(Exercise aim):
Return every line of the data below that includes the string "стоимости".

(Stored data)
· · ·

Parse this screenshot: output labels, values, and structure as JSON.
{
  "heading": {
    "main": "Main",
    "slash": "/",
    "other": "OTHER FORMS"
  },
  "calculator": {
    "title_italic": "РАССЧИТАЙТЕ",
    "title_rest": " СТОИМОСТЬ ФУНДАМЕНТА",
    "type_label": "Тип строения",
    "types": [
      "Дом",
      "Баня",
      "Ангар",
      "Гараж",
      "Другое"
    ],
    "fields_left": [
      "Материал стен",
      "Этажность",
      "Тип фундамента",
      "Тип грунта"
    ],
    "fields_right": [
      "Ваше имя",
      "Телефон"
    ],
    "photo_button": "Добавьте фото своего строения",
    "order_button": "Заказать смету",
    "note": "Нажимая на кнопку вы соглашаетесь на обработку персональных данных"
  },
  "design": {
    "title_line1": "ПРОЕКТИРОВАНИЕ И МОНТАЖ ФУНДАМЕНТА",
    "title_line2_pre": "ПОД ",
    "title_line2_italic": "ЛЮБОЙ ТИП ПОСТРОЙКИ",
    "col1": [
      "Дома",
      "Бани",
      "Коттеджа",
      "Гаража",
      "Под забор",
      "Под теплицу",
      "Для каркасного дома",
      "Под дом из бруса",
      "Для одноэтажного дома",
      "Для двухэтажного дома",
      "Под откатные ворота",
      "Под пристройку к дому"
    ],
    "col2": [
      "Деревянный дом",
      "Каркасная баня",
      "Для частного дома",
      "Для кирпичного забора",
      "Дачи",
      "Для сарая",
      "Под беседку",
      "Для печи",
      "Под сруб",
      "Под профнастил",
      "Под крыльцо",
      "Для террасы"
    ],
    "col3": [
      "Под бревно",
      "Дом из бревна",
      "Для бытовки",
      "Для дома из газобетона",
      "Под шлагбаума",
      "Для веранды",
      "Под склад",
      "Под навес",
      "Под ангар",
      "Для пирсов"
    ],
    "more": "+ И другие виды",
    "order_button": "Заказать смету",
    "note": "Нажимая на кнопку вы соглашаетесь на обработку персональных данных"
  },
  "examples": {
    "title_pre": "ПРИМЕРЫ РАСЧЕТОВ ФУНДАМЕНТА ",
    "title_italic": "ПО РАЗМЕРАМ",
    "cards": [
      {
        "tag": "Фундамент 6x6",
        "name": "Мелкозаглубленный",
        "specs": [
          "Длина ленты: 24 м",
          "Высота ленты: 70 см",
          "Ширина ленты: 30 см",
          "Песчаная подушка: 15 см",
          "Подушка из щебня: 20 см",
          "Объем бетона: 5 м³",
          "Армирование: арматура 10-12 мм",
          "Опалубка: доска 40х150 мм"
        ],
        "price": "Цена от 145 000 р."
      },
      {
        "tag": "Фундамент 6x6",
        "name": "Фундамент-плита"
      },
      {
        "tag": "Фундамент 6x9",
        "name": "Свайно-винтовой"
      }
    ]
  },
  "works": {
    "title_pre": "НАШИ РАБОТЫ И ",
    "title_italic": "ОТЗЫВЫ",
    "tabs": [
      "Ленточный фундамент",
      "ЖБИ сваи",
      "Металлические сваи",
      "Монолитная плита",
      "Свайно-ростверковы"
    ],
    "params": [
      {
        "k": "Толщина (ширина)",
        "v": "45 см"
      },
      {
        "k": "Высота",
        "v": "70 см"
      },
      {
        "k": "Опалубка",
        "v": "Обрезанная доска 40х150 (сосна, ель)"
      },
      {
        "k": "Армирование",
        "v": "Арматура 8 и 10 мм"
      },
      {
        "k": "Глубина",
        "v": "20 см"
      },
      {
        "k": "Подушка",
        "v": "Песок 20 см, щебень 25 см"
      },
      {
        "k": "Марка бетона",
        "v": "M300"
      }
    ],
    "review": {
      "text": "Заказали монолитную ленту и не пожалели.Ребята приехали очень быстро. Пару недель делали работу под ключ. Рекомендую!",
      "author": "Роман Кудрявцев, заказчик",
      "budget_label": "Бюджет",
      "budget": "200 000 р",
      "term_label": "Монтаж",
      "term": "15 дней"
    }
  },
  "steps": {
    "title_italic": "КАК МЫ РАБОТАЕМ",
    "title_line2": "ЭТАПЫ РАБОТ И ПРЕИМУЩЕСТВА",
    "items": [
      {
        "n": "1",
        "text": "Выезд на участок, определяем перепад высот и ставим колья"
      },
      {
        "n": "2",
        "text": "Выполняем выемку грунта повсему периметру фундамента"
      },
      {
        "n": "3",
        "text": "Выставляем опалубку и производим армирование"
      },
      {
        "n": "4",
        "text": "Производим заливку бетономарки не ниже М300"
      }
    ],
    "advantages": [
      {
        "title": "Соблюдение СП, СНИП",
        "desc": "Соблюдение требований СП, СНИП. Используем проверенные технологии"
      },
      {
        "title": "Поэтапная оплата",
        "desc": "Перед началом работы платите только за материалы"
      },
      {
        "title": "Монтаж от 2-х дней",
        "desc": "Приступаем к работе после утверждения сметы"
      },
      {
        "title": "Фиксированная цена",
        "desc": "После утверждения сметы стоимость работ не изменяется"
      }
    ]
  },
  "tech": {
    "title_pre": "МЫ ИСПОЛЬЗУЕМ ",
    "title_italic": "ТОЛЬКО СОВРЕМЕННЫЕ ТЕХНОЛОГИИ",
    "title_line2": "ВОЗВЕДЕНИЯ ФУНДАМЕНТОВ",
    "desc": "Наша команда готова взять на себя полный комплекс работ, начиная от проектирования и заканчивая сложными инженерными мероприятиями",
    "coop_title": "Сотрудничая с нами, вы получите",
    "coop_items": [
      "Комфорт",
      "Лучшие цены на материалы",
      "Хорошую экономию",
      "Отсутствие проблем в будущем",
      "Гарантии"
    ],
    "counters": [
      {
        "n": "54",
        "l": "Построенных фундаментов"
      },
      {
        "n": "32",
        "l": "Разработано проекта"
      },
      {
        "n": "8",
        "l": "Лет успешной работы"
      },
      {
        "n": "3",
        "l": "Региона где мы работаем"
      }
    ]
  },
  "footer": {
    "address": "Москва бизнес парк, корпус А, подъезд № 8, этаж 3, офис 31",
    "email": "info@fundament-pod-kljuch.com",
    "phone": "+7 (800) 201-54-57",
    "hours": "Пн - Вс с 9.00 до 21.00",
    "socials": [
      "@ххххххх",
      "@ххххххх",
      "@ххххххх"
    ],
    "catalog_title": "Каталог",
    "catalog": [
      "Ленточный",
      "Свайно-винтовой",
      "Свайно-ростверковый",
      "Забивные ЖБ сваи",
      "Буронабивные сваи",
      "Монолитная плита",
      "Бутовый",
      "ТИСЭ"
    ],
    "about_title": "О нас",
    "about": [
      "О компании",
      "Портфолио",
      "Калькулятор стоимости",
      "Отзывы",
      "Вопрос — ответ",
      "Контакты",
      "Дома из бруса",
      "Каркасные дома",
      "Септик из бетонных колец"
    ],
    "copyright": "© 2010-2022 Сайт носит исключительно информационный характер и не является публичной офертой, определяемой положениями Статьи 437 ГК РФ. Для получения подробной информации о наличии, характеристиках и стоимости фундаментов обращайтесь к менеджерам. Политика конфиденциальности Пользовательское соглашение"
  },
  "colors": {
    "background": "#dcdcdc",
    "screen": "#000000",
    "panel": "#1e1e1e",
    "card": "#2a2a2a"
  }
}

· · ·

(Task result):
      "Калькулятор стоимости",
    "copyright": "© 2010-2022 Сайт носит исключительно информационный характер и не является публичной офертой, определяемой положениями Статьи 437 ГК РФ. Для получения подробной информации о наличии, характеристиках и стоимости фундаментов обращайтесь к менеджерам. Политика конфиденциальности Пользовательское соглашение"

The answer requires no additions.